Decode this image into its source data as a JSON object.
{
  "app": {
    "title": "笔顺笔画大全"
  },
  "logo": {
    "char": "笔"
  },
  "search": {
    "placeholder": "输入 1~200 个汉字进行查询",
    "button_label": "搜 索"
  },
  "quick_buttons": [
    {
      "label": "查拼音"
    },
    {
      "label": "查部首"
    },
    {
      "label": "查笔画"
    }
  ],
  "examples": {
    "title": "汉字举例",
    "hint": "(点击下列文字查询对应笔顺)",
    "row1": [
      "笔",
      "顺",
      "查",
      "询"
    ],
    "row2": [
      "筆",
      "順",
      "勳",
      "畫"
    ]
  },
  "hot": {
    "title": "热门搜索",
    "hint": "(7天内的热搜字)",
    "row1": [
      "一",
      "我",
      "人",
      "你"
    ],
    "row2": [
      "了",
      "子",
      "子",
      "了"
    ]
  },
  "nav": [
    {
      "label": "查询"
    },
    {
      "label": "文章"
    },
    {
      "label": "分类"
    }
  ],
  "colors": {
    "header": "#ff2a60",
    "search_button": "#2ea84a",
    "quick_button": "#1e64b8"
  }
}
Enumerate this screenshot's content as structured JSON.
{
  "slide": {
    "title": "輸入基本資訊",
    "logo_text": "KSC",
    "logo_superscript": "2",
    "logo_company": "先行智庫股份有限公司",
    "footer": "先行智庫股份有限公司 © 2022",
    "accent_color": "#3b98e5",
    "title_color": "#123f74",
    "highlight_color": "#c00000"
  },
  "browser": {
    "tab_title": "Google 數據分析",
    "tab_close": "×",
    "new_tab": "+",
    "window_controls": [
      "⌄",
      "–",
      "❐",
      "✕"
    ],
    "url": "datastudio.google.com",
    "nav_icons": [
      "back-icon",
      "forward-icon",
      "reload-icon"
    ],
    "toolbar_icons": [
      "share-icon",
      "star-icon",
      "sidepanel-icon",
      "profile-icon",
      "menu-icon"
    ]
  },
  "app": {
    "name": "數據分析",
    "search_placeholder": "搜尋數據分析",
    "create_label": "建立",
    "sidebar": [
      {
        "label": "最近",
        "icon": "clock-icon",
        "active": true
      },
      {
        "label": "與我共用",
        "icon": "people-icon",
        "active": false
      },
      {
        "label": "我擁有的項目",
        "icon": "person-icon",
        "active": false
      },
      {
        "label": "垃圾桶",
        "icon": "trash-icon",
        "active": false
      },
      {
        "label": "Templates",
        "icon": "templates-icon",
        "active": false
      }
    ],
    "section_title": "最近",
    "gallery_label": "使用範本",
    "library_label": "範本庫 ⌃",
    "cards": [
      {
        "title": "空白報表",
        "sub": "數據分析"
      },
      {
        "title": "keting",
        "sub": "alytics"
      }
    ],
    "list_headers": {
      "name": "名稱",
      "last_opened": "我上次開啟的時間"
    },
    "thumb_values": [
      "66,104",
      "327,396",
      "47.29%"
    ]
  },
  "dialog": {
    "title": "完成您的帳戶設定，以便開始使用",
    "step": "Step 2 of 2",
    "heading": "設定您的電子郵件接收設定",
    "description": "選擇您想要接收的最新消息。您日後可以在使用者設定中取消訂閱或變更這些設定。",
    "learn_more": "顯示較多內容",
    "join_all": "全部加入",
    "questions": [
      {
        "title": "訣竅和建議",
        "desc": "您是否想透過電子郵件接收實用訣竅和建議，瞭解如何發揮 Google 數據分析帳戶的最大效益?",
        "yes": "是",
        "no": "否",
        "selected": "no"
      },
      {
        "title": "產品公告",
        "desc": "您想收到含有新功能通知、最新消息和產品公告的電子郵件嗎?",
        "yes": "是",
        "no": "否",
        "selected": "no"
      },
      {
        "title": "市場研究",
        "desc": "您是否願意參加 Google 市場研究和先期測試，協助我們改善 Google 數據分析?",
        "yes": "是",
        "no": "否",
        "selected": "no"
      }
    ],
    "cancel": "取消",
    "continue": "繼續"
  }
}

● ● ● ● ●

▶ GOAL OF THE EXERCISE:
Check every line of the data above for the string "this", and copy those that have it.

▶ WORKED ANSWER:
Decode this image into its source data as a JSON object.
Enumerate this screenshot's content as structured JSON.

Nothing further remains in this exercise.